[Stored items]
(begin)

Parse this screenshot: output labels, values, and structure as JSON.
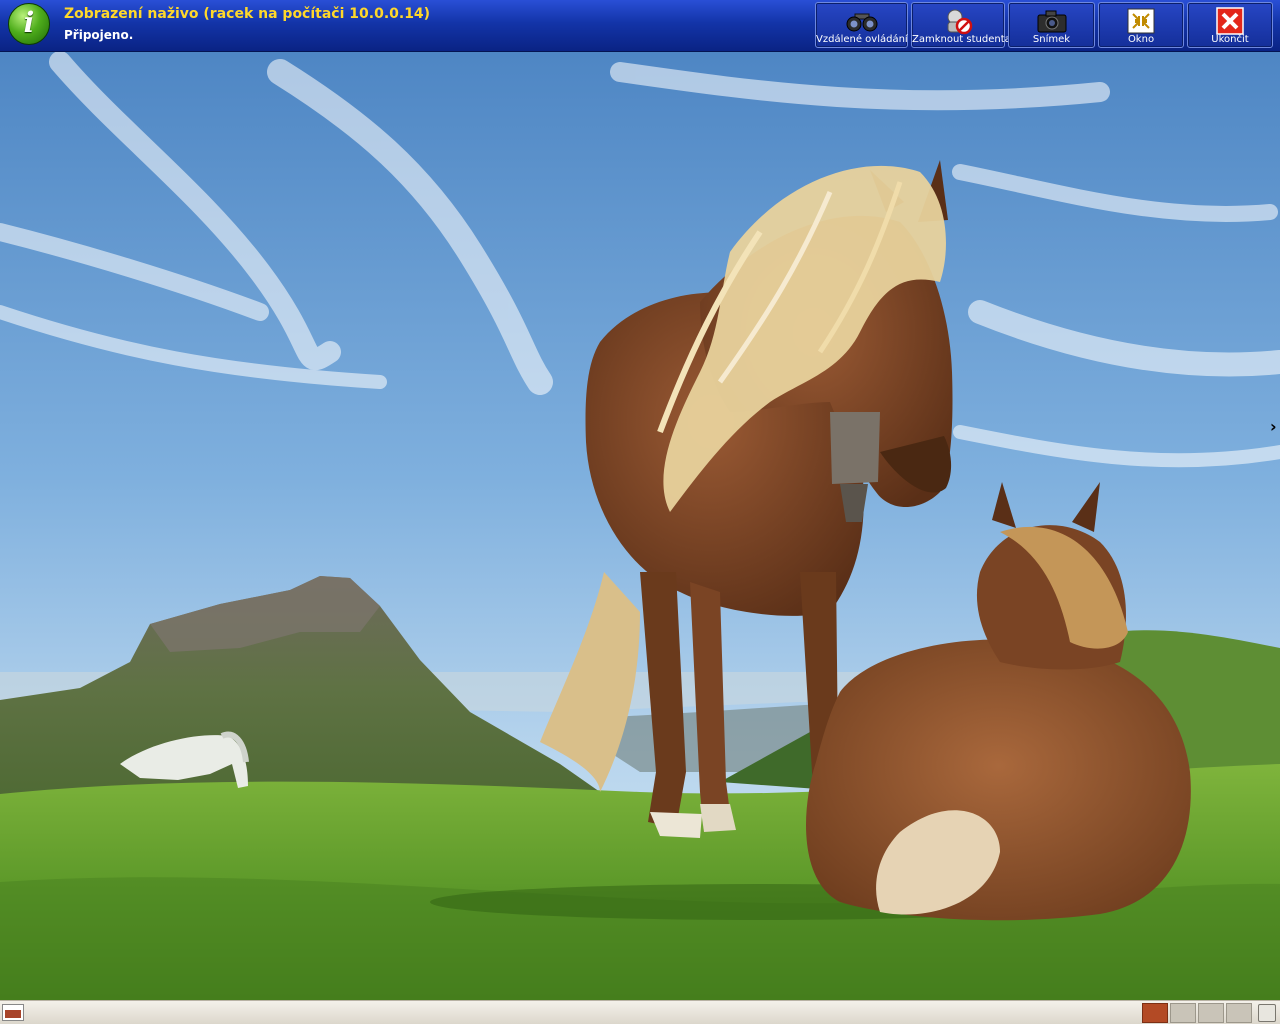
{
  "window": {
    "title": "Zobrazení naživo (racek na počítači 10.0.0.14)",
    "status": "Připojeno."
  },
  "toolbar": {
    "buttons": [
      {
        "label": "Vzdálené ovládání",
        "icon": "binoculars-icon"
      },
      {
        "label": "Zamknout studenta",
        "icon": "lock-student-icon"
      },
      {
        "label": "Snímek",
        "icon": "camera-icon"
      },
      {
        "label": "Okno",
        "icon": "window-restore-icon"
      },
      {
        "label": "Ukončit",
        "icon": "close-icon"
      }
    ]
  },
  "taskbar": {
    "workspaces": 4,
    "active_workspace": 1,
    "accent_color": "#b34a25"
  },
  "colors": {
    "toolbar_blue": "#1334a8",
    "title_yellow": "#ffd82a"
  }
}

(end)

▶ [Your task] Quote the material in full and exactly; do not carry over its pictures.

▶ [Problem solution]
Parse this screenshot: output labels, values, and structure as JSON.
{
  "window": {
    "title": "Zobrazení naživo (racek na počítači 10.0.0.14)",
    "status": "Připojeno."
  },
  "toolbar": {
    "buttons": [
      {
        "label": "Vzdálené ovládání",
        "icon": "binoculars-icon"
      },
      {
        "label": "Zamknout studenta",
        "icon": "lock-student-icon"
      },
      {
        "label": "Snímek",
        "icon": "camera-icon"
      },
      {
        "label": "Okno",
        "icon": "window-restore-icon"
      },
      {
        "label": "Ukončit",
        "icon": "close-icon"
      }
    ]
  },
  "taskbar": {
    "workspaces": 4,
    "active_workspace": 1,
    "accent_color": "#b34a25"
  },
  "colors": {
    "toolbar_blue": "#1334a8",
    "title_yellow": "#ffd82a"
  }
}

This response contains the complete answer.